* [JOB]: Look through the material below for "транспортных". Copy every line that contains it.
— start DATA RECORDS —
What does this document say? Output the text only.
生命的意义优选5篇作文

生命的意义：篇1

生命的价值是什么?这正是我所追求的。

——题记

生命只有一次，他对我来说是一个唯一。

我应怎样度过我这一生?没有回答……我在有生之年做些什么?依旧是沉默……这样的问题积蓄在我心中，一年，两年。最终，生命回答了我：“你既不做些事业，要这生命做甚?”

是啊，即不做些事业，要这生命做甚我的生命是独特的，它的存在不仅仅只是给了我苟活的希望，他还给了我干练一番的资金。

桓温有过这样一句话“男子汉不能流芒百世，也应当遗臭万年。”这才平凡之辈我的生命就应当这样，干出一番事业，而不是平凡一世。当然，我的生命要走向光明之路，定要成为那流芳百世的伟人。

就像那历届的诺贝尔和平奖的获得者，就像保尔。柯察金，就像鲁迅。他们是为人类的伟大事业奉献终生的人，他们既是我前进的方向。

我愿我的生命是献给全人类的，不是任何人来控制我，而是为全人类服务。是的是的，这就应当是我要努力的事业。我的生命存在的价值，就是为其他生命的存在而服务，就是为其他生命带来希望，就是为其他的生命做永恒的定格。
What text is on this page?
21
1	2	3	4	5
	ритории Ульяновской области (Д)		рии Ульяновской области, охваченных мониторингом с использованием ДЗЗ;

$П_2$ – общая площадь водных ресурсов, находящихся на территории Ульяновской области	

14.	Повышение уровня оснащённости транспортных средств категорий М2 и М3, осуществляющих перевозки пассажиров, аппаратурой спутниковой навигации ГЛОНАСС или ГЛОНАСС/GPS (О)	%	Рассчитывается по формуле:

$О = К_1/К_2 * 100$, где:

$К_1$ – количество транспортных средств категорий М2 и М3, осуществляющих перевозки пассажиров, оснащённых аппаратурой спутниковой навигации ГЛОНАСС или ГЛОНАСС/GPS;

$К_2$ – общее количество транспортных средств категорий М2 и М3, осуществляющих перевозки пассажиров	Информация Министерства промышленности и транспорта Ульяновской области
— end DATA RECORDS —
* [RIGHT ANSWER]:
14.	Повышение уровня оснащённости транспортных средств категорий М2 и М3, осуществляющих перевозки пассажиров, аппаратурой спутниковой навигации ГЛОНАСС или ГЛОНАСС/GPS (О)	%	Рассчитывается по формуле:
$К_1$ – количество транспортных средств категорий М2 и М3, осуществляющих перевозки пассажиров, оснащённых аппаратурой спутниковой навигации ГЛОНАСС или ГЛОНАСС/GPS;
$К_2$ – общее количество транспортных средств категорий М2 и М3, осуществляющих перевозки пассажиров	Информация Министерства промышленности и транспорта Ульяновской области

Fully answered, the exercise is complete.